**Stated exercise**
All of the data needs to be repeated exactly.
** START OF Supplied data **
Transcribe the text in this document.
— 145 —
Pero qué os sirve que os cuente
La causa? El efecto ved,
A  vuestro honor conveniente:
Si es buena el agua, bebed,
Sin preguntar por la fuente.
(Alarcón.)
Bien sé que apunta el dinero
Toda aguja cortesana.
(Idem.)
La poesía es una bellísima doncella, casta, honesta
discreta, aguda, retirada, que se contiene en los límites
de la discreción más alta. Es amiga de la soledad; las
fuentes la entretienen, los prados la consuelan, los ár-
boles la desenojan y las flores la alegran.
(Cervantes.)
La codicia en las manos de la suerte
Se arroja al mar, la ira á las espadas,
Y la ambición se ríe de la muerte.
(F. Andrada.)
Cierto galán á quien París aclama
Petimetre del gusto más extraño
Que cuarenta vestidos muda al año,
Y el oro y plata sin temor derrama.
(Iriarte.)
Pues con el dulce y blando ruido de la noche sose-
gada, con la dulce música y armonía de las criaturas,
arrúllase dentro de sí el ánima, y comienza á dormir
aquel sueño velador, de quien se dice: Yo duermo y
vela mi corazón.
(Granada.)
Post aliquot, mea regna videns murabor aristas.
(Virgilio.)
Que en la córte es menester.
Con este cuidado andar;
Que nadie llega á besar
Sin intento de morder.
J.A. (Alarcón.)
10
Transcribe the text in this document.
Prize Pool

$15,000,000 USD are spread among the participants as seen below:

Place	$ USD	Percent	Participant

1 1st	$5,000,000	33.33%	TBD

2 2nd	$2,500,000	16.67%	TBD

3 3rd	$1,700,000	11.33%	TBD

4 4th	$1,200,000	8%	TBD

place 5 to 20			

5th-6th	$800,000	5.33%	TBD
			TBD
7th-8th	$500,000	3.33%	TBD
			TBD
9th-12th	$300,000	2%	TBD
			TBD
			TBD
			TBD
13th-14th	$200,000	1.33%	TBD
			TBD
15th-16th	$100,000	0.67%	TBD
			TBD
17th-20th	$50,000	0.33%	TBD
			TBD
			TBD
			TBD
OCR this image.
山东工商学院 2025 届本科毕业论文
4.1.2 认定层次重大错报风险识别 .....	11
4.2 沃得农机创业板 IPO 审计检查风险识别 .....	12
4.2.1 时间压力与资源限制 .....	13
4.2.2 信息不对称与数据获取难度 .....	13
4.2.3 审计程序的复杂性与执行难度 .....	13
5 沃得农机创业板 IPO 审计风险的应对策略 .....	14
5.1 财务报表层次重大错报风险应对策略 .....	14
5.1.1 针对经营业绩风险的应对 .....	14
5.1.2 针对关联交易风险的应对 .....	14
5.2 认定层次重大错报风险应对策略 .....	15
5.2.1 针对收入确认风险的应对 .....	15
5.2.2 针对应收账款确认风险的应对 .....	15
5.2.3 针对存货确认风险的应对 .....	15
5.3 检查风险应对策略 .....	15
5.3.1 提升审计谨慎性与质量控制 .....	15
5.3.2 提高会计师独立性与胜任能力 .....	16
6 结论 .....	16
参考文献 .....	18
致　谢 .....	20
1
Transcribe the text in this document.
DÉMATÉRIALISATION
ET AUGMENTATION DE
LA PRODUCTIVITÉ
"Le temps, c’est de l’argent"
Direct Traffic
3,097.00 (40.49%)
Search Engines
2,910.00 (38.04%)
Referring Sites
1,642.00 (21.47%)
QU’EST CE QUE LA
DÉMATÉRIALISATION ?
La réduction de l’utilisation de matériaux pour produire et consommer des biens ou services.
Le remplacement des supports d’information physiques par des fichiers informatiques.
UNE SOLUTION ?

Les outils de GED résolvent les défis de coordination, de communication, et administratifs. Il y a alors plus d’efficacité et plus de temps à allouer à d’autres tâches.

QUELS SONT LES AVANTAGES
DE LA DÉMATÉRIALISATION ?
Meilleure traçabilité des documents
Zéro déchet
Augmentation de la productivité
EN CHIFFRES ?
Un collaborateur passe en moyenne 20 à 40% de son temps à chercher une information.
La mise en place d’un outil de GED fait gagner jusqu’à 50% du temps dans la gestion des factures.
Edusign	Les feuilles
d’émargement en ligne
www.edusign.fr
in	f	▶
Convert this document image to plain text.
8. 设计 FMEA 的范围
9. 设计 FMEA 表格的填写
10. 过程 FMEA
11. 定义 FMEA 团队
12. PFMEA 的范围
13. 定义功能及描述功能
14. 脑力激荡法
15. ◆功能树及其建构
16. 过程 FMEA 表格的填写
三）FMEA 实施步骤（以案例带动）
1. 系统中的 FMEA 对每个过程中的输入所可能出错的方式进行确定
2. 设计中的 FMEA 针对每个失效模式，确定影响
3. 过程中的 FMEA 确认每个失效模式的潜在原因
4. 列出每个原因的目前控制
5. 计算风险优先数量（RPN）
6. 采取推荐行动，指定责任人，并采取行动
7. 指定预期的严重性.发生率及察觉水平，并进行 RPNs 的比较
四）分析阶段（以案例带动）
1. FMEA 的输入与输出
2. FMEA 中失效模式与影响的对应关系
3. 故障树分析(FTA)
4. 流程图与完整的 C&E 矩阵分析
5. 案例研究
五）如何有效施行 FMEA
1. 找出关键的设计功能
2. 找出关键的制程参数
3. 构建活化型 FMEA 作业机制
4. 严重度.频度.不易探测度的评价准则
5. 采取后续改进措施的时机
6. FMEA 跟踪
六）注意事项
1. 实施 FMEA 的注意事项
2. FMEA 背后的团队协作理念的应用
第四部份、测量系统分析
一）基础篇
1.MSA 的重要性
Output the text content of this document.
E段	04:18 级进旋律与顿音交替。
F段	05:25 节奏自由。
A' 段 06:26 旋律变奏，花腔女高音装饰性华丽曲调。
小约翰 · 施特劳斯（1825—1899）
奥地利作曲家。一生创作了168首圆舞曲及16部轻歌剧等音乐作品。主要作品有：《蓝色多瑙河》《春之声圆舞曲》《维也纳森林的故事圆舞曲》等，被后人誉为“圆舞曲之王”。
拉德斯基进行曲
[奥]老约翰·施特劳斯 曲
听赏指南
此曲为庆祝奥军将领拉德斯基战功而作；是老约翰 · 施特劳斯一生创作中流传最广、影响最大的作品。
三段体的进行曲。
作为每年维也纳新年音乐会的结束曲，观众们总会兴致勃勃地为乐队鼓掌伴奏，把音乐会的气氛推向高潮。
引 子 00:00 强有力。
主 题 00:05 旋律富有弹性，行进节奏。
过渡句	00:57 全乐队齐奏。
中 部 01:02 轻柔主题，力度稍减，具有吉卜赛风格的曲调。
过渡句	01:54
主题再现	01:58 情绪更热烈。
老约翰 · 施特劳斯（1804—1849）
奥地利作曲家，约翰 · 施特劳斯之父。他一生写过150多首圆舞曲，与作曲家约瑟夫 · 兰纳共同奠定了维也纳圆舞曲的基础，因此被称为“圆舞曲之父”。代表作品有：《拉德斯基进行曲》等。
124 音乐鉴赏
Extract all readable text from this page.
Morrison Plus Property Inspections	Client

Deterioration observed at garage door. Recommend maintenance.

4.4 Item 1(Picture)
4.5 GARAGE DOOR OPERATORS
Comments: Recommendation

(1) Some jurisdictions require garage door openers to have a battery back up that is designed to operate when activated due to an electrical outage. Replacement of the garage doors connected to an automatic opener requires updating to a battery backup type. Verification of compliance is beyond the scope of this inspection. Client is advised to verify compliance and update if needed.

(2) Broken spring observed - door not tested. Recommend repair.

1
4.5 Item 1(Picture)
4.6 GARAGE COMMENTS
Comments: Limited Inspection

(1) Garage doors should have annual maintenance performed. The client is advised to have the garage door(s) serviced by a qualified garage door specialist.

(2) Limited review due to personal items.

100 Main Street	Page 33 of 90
** END OF Supplied data **
**Reply to the exercise**
Transcribe the text in this document.
— 145 —
Pero qué os sirve que os cuente
La causa? El efecto ved,
A  vuestro honor conveniente:
Si es buena el agua, bebed,
Sin preguntar por la fuente.
(Alarcón.)
Bien sé que apunta el dinero
Toda aguja cortesana.
(Idem.)
La poesía es una bellísima doncella, casta, honesta
discreta, aguda, retirada, que se contiene en los límites
de la discreción más alta. Es amiga de la soledad; las
fuentes la entretienen, los prados la consuelan, los ár-
boles la desenojan y las flores la alegran.
(Cervantes.)
La codicia en las manos de la suerte
Se arroja al mar, la ira á las espadas,
Y la ambición se ríe de la muerte.
(F. Andrada.)
Cierto galán á quien París aclama
Petimetre del gusto más extraño
Que cuarenta vestidos muda al año,
Y el oro y plata sin temor derrama.
(Iriarte.)
Pues con el dulce y blando ruido de la noche sose-
gada, con la dulce música y armonía de las criaturas,
arrúllase dentro de sí el ánima, y comienza á dormir
aquel sueño velador, de quien se dice: Yo duermo y
vela mi corazón.
(Granada.)
Post aliquot, mea regna videns murabor aristas.
(Virgilio.)
Que en la córte es menester.
Con este cuidado andar;
Que nadie llega á besar
Sin intento de morder.
J.A. (Alarcón.)
10
Transcribe the text in this document.
Prize Pool

$15,000,000 USD are spread among the participants as seen below:

Place	$ USD	Percent	Participant

1 1st	$5,000,000	33.33%	TBD

2 2nd	$2,500,000	16.67%	TBD

3 3rd	$1,700,000	11.33%	TBD

4 4th	$1,200,000	8%	TBD

place 5 to 20			

5th-6th	$800,000	5.33%	TBD
			TBD
7th-8th	$500,000	3.33%	TBD
			TBD
9th-12th	$300,000	2%	TBD
			TBD
			TBD
			TBD
13th-14th	$200,000	1.33%	TBD
			TBD
15th-16th	$100,000	0.67%	TBD
			TBD
17th-20th	$50,000	0.33%	TBD
			TBD
			TBD
			TBD
OCR this image.
山东工商学院 2025 届本科毕业论文
4.1.2 认定层次重大错报风险识别 .....	11
4.2 沃得农机创业板 IPO 审计检查风险识别 .....	12
4.2.1 时间压力与资源限制 .....	13
4.2.2 信息不对称与数据获取难度 .....	13
4.2.3 审计程序的复杂性与执行难度 .....	13
5 沃得农机创业板 IPO 审计风险的应对策略 .....	14
5.1 财务报表层次重大错报风险应对策略 .....	14
5.1.1 针对经营业绩风险的应对 .....	14
5.1.2 针对关联交易风险的应对 .....	14
5.2 认定层次重大错报风险应对策略 .....	15
5.2.1 针对收入确认风险的应对 .....	15
5.2.2 针对应收账款确认风险的应对 .....	15
5.2.3 针对存货确认风险的应对 .....	15
5.3 检查风险应对策略 .....	15
5.3.1 提升审计谨慎性与质量控制 .....	15
5.3.2 提高会计师独立性与胜任能力 .....	16
6 结论 .....	16
参考文献 .....	18
致　谢 .....	20
1
Transcribe the text in this document.
DÉMATÉRIALISATION
ET AUGMENTATION DE
LA PRODUCTIVITÉ
"Le temps, c’est de l’argent"
Direct Traffic
3,097.00 (40.49%)
Search Engines
2,910.00 (38.04%)
Referring Sites
1,642.00 (21.47%)
QU’EST CE QUE LA
DÉMATÉRIALISATION ?
La réduction de l’utilisation de matériaux pour produire et consommer des biens ou services.
Le remplacement des supports d’information physiques par des fichiers informatiques.
UNE SOLUTION ?

Les outils de GED résolvent les défis de coordination, de communication, et administratifs. Il y a alors plus d’efficacité et plus de temps à allouer à d’autres tâches.

QUELS SONT LES AVANTAGES
DE LA DÉMATÉRIALISATION ?
Meilleure traçabilité des documents
Zéro déchet
Augmentation de la productivité
EN CHIFFRES ?
Un collaborateur passe en moyenne 20 à 40% de son temps à chercher une information.
La mise en place d’un outil de GED fait gagner jusqu’à 50% du temps dans la gestion des factures.
Edusign	Les feuilles
d’émargement en ligne
www.edusign.fr
in	f	▶
Convert this document image to plain text.
8. 设计 FMEA 的范围
9. 设计 FMEA 表格的填写
10. 过程 FMEA
11. 定义 FMEA 团队
12. PFMEA 的范围
13. 定义功能及描述功能
14. 脑力激荡法
15. ◆功能树及其建构
16. 过程 FMEA 表格的填写
三）FMEA 实施步骤（以案例带动）
1. 系统中的 FMEA 对每个过程中的输入所可能出错的方式进行确定
2. 设计中的 FMEA 针对每个失效模式，确定影响
3. 过程中的 FMEA 确认每个失效模式的潜在原因
4. 列出每个原因的目前控制
5. 计算风险优先数量（RPN）
6. 采取推荐行动，指定责任人，并采取行动
7. 指定预期的严重性.发生率及察觉水平，并进行 RPNs 的比较
四）分析阶段（以案例带动）
1. FMEA 的输入与输出
2. FMEA 中失效模式与影响的对应关系
3. 故障树分析(FTA)
4. 流程图与完整的 C&E 矩阵分析
5. 案例研究
五）如何有效施行 FMEA
1. 找出关键的设计功能
2. 找出关键的制程参数
3. 构建活化型 FMEA 作业机制
4. 严重度.频度.不易探测度的评价准则
5. 采取后续改进措施的时机
6. FMEA 跟踪
六）注意事项
1. 实施 FMEA 的注意事项
2. FMEA 背后的团队协作理念的应用
第四部份、测量系统分析
一）基础篇
1.MSA 的重要性
Output the text content of this document.
E段	04:18 级进旋律与顿音交替。
F段	05:25 节奏自由。
A' 段 06:26 旋律变奏，花腔女高音装饰性华丽曲调。
小约翰 · 施特劳斯（1825—1899）
奥地利作曲家。一生创作了168首圆舞曲及16部轻歌剧等音乐作品。主要作品有：《蓝色多瑙河》《春之声圆舞曲》《维也纳森林的故事圆舞曲》等，被后人誉为“圆舞曲之王”。
拉德斯基进行曲
[奥]老约翰·施特劳斯 曲
听赏指南
此曲为庆祝奥军将领拉德斯基战功而作；是老约翰 · 施特劳斯一生创作中流传最广、影响最大的作品。
三段体的进行曲。
作为每年维也纳新年音乐会的结束曲，观众们总会兴致勃勃地为乐队鼓掌伴奏，把音乐会的气氛推向高潮。
引 子 00:00 强有力。
主 题 00:05 旋律富有弹性，行进节奏。
过渡句	00:57 全乐队齐奏。
中 部 01:02 轻柔主题，力度稍减，具有吉卜赛风格的曲调。
过渡句	01:54
主题再现	01:58 情绪更热烈。
老约翰 · 施特劳斯（1804—1849）
奥地利作曲家，约翰 · 施特劳斯之父。他一生写过150多首圆舞曲，与作曲家约瑟夫 · 兰纳共同奠定了维也纳圆舞曲的基础，因此被称为“圆舞曲之父”。代表作品有：《拉德斯基进行曲》等。
124 音乐鉴赏
Extract all readable text from this page.
Morrison Plus Property Inspections	Client

Deterioration observed at garage door. Recommend maintenance.

4.4 Item 1(Picture)
4.5 GARAGE DOOR OPERATORS
Comments: Recommendation

(1) Some jurisdictions require garage door openers to have a battery back up that is designed to operate when activated due to an electrical outage. Replacement of the garage doors connected to an automatic opener requires updating to a battery backup type. Verification of compliance is beyond the scope of this inspection. Client is advised to verify compliance and update if needed.

(2) Broken spring observed - door not tested. Recommend repair.

1
4.5 Item 1(Picture)
4.6 GARAGE COMMENTS
Comments: Limited Inspection

(1) Garage doors should have annual maintenance performed. The client is advised to have the garage door(s) serviced by a qualified garage door specialist.

(2) Limited review due to personal items.

100 Main Street	Page 33 of 90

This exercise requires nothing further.